Figure record listings:

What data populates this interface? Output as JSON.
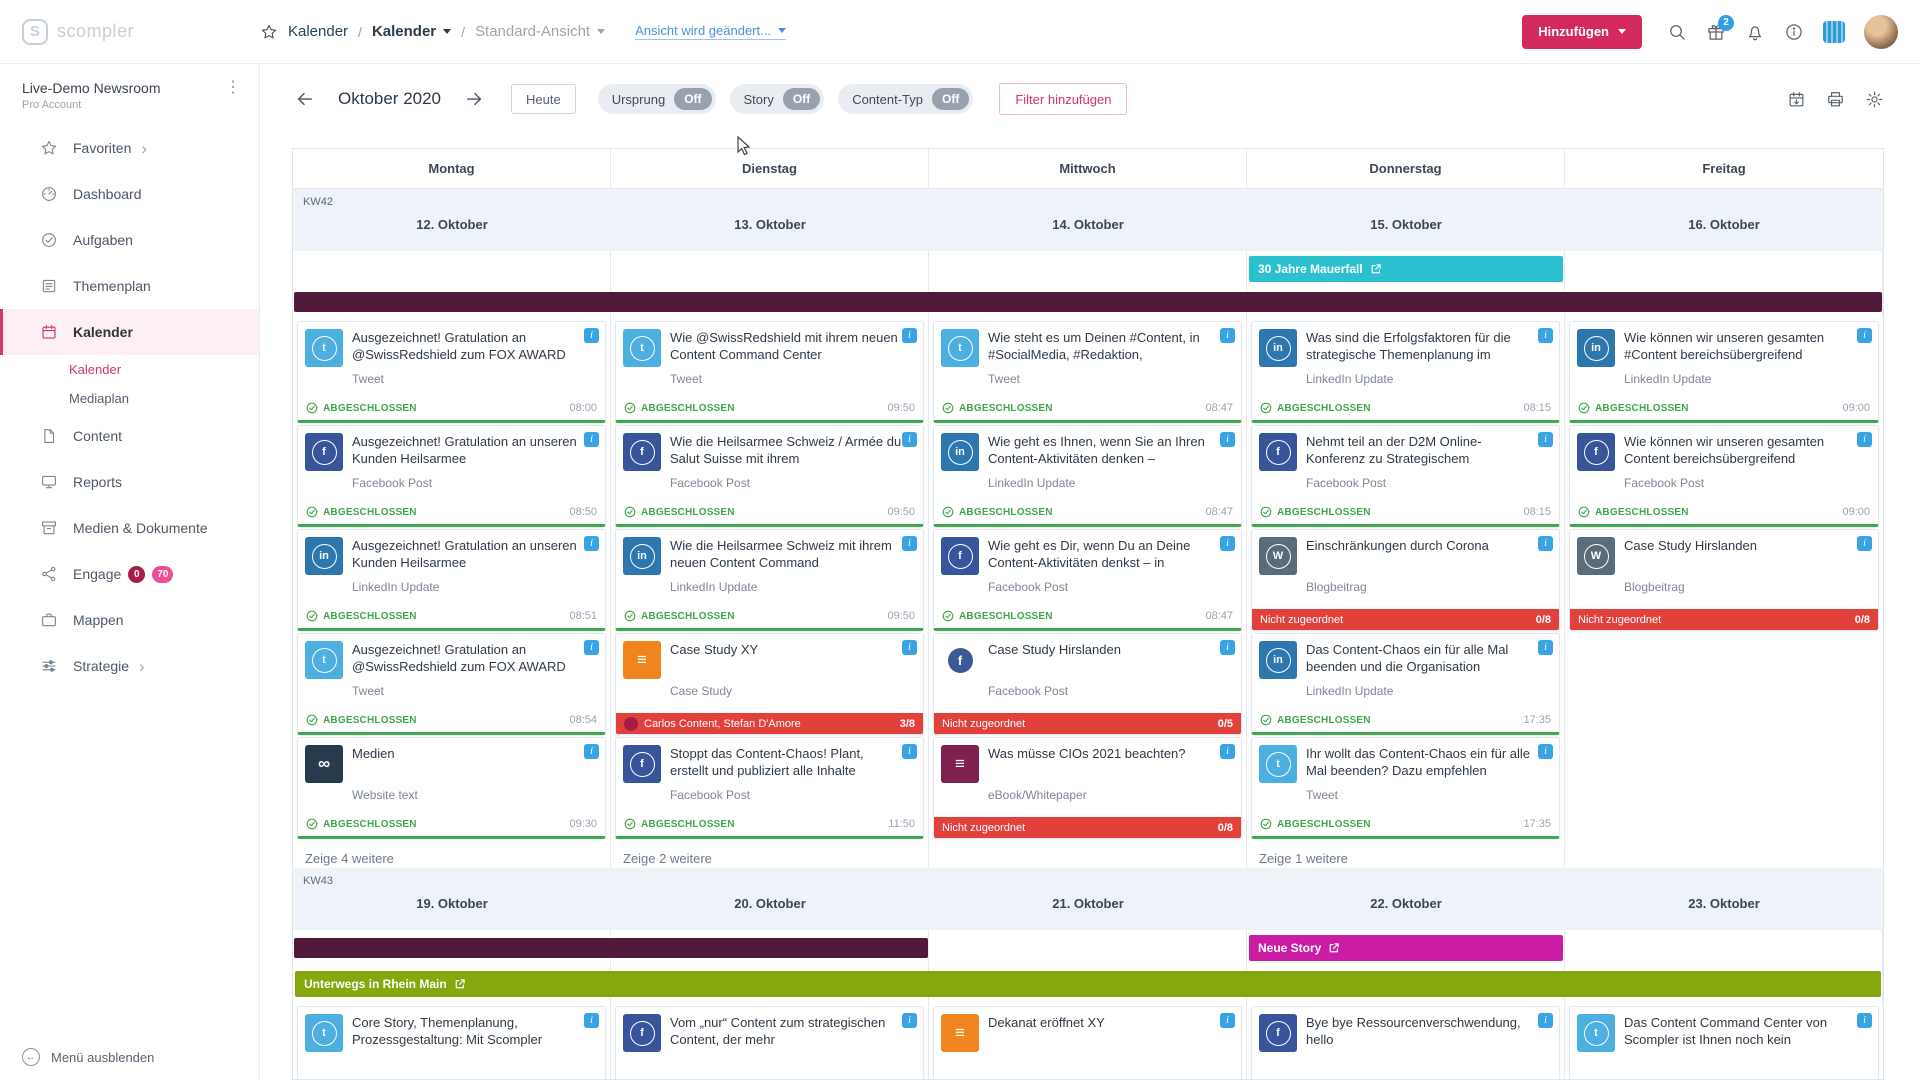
{
  "header": {
    "logo": "scompler",
    "breadcrumb_root": "Kalender",
    "breadcrumb_section": "Kalender",
    "breadcrumb_view": "Standard-Ansicht",
    "view_link": "Ansicht wird geändert...",
    "add_button": "Hinzufügen",
    "gift_badge": "2"
  },
  "sidebar": {
    "workspace_name": "Live-Demo Newsroom",
    "workspace_plan": "Pro Account",
    "items": [
      {
        "id": "favoriten",
        "icon": "star",
        "label": "Favoriten",
        "chevron": true
      },
      {
        "id": "dashboard",
        "icon": "dashboard",
        "label": "Dashboard"
      },
      {
        "id": "aufgaben",
        "icon": "tasks",
        "label": "Aufgaben"
      },
      {
        "id": "themenplan",
        "icon": "themenplan",
        "label": "Themenplan"
      },
      {
        "id": "kalender",
        "icon": "calendar",
        "label": "Kalender",
        "active": true,
        "children": [
          {
            "id": "kalender",
            "label": "Kalender",
            "active": true
          },
          {
            "id": "mediaplan",
            "label": "Mediaplan"
          }
        ]
      },
      {
        "id": "content",
        "icon": "content",
        "label": "Content"
      },
      {
        "id": "reports",
        "icon": "reports",
        "label": "Reports"
      },
      {
        "id": "medien-dokumente",
        "icon": "media",
        "label": "Medien & Dokumente"
      },
      {
        "id": "engage",
        "icon": "engage",
        "label": "Engage",
        "badges": [
          {
            "text": "0",
            "bg": "#a81e46"
          },
          {
            "text": "70",
            "bg": "#ee4d94"
          }
        ]
      },
      {
        "id": "mappen",
        "icon": "mappen",
        "label": "Mappen"
      },
      {
        "id": "strategie",
        "icon": "strategie",
        "label": "Strategie",
        "chevron": true
      }
    ],
    "footer": "Menü ausblenden"
  },
  "toolbar": {
    "month": "Oktober 2020",
    "today": "Heute",
    "filters": [
      {
        "id": "ursprung",
        "label": "Ursprung",
        "state": "Off"
      },
      {
        "id": "story",
        "label": "Story",
        "state": "Off"
      },
      {
        "id": "content-typ",
        "label": "Content-Typ",
        "state": "Off"
      }
    ],
    "add_filter": "Filter hinzufügen"
  },
  "labels": {
    "completed": "ABGESCHLOSSEN",
    "unassigned": "Nicht zugeordnet"
  },
  "colors": {
    "brand": "#d4295f",
    "done": "#3fa74e",
    "unassigned": "#e2403b",
    "info_badge": "#3aa3e3",
    "story_bar": "#511a3b",
    "banner_teal": "#2bc0cf",
    "banner_magenta": "#cb1ca4",
    "banner_green": "#84a80d"
  },
  "icon_styles": {
    "twitter": {
      "bg": "#4daee0",
      "glyph": "t"
    },
    "facebook": {
      "bg": "#38549b",
      "glyph": "f"
    },
    "linkedin": {
      "bg": "#2d76ae",
      "glyph": "in"
    },
    "wordpress": {
      "bg": "#5a6b79",
      "glyph": "W"
    },
    "website": {
      "bg": "#283b4e",
      "glyph": "∞",
      "noring": true
    },
    "casestudy": {
      "bg": "#f0841f",
      "glyph": "≡",
      "noring": true
    },
    "ebook": {
      "bg": "#7e2050",
      "glyph": "≡",
      "noring": true
    },
    "facebook_round": {
      "bg": "#ffffff",
      "glyph": "f",
      "circle": "#3b5998"
    }
  },
  "calendar": {
    "day_headers": [
      "Montag",
      "Dienstag",
      "Mittwoch",
      "Donnerstag",
      "Freitag"
    ],
    "weeks": [
      {
        "kw": "KW42",
        "dates": [
          "12. Oktober",
          "13. Oktober",
          "14. Oktober",
          "15. Oktober",
          "16. Oktober"
        ],
        "banner_rows": [
          [
            {
              "col": 4,
              "span": 1,
              "label": "30 Jahre Mauerfall",
              "color": "#2bc0cf",
              "link": true
            }
          ],
          [
            {
              "col": 1,
              "span": 5,
              "color": "#511a3b"
            }
          ]
        ],
        "columns": [
          {
            "more": "Zeige 4 weitere",
            "cards": [
              {
                "icon": "twitter",
                "title": "Ausgezeichnet! Gratulation an @SwissRedshield zum FOX AWARD",
                "type": "Tweet",
                "status": "done",
                "time": "08:00"
              },
              {
                "icon": "facebook",
                "title": "Ausgezeichnet! Gratulation an unseren Kunden Heilsarmee",
                "type": "Facebook Post",
                "status": "done",
                "time": "08:50"
              },
              {
                "icon": "linkedin",
                "title": "Ausgezeichnet! Gratulation an unseren Kunden Heilsarmee",
                "type": "LinkedIn Update",
                "status": "done",
                "time": "08:51"
              },
              {
                "icon": "twitter",
                "title": "Ausgezeichnet! Gratulation an @SwissRedshield zum FOX AWARD",
                "type": "Tweet",
                "status": "done",
                "time": "08:54"
              },
              {
                "icon": "website",
                "title": "Medien",
                "type": "Website text",
                "status": "done",
                "time": "09:30"
              }
            ]
          },
          {
            "more": "Zeige 2 weitere",
            "cards": [
              {
                "icon": "twitter",
                "title": "Wie @SwissRedshield mit ihrem neuen Content Command Center",
                "type": "Tweet",
                "status": "done",
                "time": "09:50"
              },
              {
                "icon": "facebook",
                "title": "Wie die Heilsarmee Schweiz / Armée du Salut Suisse mit ihrem",
                "type": "Facebook Post",
                "status": "done",
                "time": "09:50"
              },
              {
                "icon": "linkedin",
                "title": "Wie die Heilsarmee Schweiz mit ihrem neuen Content Command",
                "type": "LinkedIn Update",
                "status": "done",
                "time": "09:50"
              },
              {
                "icon": "casestudy",
                "title": "Case Study XY",
                "type": "Case Study",
                "status": "team",
                "team": "Carlos Content, Stefan D'Amore",
                "count": "3/8"
              },
              {
                "icon": "facebook",
                "title": "Stoppt das Content-Chaos! Plant, erstellt und publiziert alle Inhalte",
                "type": "Facebook Post",
                "status": "done",
                "time": "11:50"
              }
            ]
          },
          {
            "cards": [
              {
                "icon": "twitter",
                "title": "Wie steht es um Deinen #Content, in #SocialMedia, #Redaktion,",
                "type": "Tweet",
                "status": "done",
                "time": "08:47"
              },
              {
                "icon": "linkedin",
                "title": "Wie geht es Ihnen, wenn Sie an Ihren Content-Aktivitäten denken –",
                "type": "LinkedIn Update",
                "status": "done",
                "time": "08:47"
              },
              {
                "icon": "facebook",
                "title": "Wie geht es Dir, wenn Du an Deine Content-Aktivitäten denkst – in",
                "type": "Facebook Post",
                "status": "done",
                "time": "08:47"
              },
              {
                "icon": "facebook_round",
                "title": "Case Study Hirslanden",
                "type": "Facebook Post",
                "status": "unassigned",
                "count": "0/5"
              },
              {
                "icon": "ebook",
                "title": "Was müsse CIOs 2021 beachten?",
                "type": "eBook/Whitepaper",
                "status": "unassigned",
                "count": "0/8"
              }
            ]
          },
          {
            "more": "Zeige 1 weitere",
            "cards": [
              {
                "icon": "linkedin",
                "title": "Was sind die Erfolgsfaktoren für die strategische Themenplanung im",
                "type": "LinkedIn Update",
                "status": "done",
                "time": "08:15"
              },
              {
                "icon": "facebook",
                "title": "Nehmt teil an der D2M Online-Konferenz zu Strategischem",
                "type": "Facebook Post",
                "status": "done",
                "time": "08:15"
              },
              {
                "icon": "wordpress",
                "title": "Einschränkungen durch Corona",
                "type": "Blogbeitrag",
                "status": "unassigned",
                "count": "0/8"
              },
              {
                "icon": "linkedin",
                "title": "Das Content-Chaos ein für alle Mal beenden und die Organisation",
                "type": "LinkedIn Update",
                "status": "done",
                "time": "17:35"
              },
              {
                "icon": "twitter",
                "title": "Ihr wollt das Content-Chaos ein für alle Mal beenden? Dazu empfehlen",
                "type": "Tweet",
                "status": "done",
                "time": "17:35"
              }
            ]
          },
          {
            "cards": [
              {
                "icon": "linkedin",
                "title": "Wie können wir unseren gesamten #Content bereichsübergreifend",
                "type": "LinkedIn Update",
                "status": "done",
                "time": "09:00"
              },
              {
                "icon": "facebook",
                "title": "Wie können wir unseren gesamten Content bereichsübergreifend",
                "type": "Facebook Post",
                "status": "done",
                "time": "09:00"
              },
              {
                "icon": "wordpress",
                "title": "Case Study Hirslanden",
                "type": "Blogbeitrag",
                "status": "unassigned",
                "count": "0/8"
              }
            ]
          }
        ]
      },
      {
        "kw": "KW43",
        "dates": [
          "19. Oktober",
          "20. Oktober",
          "21. Oktober",
          "22. Oktober",
          "23. Oktober"
        ],
        "banner_rows": [
          [
            {
              "col": 1,
              "span": 2,
              "color": "#511a3b"
            },
            {
              "col": 4,
              "span": 1,
              "label": "Neue Story",
              "color": "#cb1ca4",
              "link": true
            }
          ],
          [
            {
              "col": 1,
              "span": 5,
              "label": "Unterwegs in Rhein Main",
              "color": "#84a80d",
              "link": true
            }
          ]
        ],
        "columns": [
          {
            "cards": [
              {
                "icon": "twitter",
                "title": "Core Story, Themenplanung, Prozessgestaltung: Mit Scompler"
              }
            ]
          },
          {
            "cards": [
              {
                "icon": "facebook",
                "title": "Vom „nur“ Content zum strategischen Content, der mehr"
              }
            ]
          },
          {
            "cards": [
              {
                "icon": "casestudy",
                "title": "Dekanat eröffnet XY"
              }
            ]
          },
          {
            "cards": [
              {
                "icon": "facebook",
                "title": "Bye bye Ressourcenverschwendung, hello"
              }
            ]
          },
          {
            "cards": [
              {
                "icon": "twitter",
                "title": "Das Content Command Center von Scompler ist Ihnen noch kein"
              }
            ]
          }
        ]
      }
    ]
  }
}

WHAT IS BEING ASKED
Search the lines above for the string "team", then show every one that has it.

ANSWER TO THE PROBLEM
                "status": "team",
                "team": "Carlos Content, Stefan D'Amore",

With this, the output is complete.